■ PROBLEM
Transcribe the full listing below exactly.
--- INFORMATION PROVIDED ---
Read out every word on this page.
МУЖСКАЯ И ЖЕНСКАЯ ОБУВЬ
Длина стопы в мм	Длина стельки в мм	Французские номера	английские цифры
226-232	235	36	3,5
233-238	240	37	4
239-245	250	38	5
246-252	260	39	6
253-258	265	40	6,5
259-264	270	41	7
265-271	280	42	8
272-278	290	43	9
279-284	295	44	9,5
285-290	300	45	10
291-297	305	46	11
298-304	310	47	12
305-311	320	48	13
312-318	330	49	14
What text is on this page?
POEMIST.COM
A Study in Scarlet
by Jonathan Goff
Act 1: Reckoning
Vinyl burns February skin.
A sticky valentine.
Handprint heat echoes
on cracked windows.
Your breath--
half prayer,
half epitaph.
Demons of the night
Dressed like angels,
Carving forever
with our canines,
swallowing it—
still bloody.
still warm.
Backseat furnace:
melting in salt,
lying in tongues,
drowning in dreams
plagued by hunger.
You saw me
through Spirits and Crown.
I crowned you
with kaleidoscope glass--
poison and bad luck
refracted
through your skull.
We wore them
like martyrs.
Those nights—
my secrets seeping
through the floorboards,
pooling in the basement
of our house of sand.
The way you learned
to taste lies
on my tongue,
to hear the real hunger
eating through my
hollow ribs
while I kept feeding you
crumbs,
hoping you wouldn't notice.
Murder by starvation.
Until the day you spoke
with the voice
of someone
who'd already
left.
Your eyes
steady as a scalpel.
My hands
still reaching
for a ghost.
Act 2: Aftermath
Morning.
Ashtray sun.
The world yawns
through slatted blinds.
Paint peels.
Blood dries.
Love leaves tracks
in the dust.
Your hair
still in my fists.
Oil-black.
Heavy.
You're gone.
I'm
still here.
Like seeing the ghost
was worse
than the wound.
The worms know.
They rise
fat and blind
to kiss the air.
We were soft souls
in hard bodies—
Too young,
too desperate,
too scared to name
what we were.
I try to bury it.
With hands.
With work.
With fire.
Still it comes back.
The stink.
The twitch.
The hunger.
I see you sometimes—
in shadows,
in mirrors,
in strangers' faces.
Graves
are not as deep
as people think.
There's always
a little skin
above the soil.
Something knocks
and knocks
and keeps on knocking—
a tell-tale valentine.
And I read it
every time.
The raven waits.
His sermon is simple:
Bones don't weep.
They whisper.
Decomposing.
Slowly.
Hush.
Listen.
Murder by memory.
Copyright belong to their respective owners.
---
■ SOLUTION TO THIS TASK
Read out every word on this page.
МУЖСКАЯ И ЖЕНСКАЯ ОБУВЬ
Длина стопы в мм	Длина стельки в мм	Французские номера	английские цифры
226-232	235	36	3,5
233-238	240	37	4
239-245	250	38	5
246-252	260	39	6
253-258	265	40	6,5
259-264	270	41	7
265-271	280	42	8
272-278	290	43	9
279-284	295	44	9,5
285-290	300	45	10
291-297	305	46	11
298-304	310	47	12
305-311	320	48	13
312-318	330	49	14
What text is on this page?
POEMIST.COM
A Study in Scarlet
by Jonathan Goff
Act 1: Reckoning
Vinyl burns February skin.
A sticky valentine.
Handprint heat echoes
on cracked windows.
Your breath--
half prayer,
half epitaph.
Demons of the night
Dressed like angels,
Carving forever
with our canines,
swallowing it—
still bloody.
still warm.
Backseat furnace:
melting in salt,
lying in tongues,
drowning in dreams
plagued by hunger.
You saw me
through Spirits and Crown.
I crowned you
with kaleidoscope glass--
poison and bad luck
refracted
through your skull.
We wore them
like martyrs.
Those nights—
my secrets seeping
through the floorboards,
pooling in the basement
of our house of sand.
The way you learned
to taste lies
on my tongue,
to hear the real hunger
eating through my
hollow ribs
while I kept feeding you
crumbs,
hoping you wouldn't notice.
Murder by starvation.
Until the day you spoke
with the voice
of someone
who'd already
left.
Your eyes
steady as a scalpel.
My hands
still reaching
for a ghost.
Act 2: Aftermath
Morning.
Ashtray sun.
The world yawns
through slatted blinds.
Paint peels.
Blood dries.
Love leaves tracks
in the dust.
Your hair
still in my fists.
Oil-black.
Heavy.
You're gone.
I'm
still here.
Like seeing the ghost
was worse
than the wound.
The worms know.
They rise
fat and blind
to kiss the air.
We were soft souls
in hard bodies—
Too young,
too desperate,
too scared to name
what we were.
I try to bury it.
With hands.
With work.
With fire.
Still it comes back.
The stink.
The twitch.
The hunger.
I see you sometimes—
in shadows,
in mirrors,
in strangers' faces.
Graves
are not as deep
as people think.
There's always
a little skin
above the soil.
Something knocks
and knocks
and keeps on knocking—
a tell-tale valentine.
And I read it
every time.
The raven waits.
His sermon is simple:
Bones don't weep.
They whisper.
Decomposing.
Slowly.
Hush.
Listen.
Murder by memory.
Copyright belong to their respective owners.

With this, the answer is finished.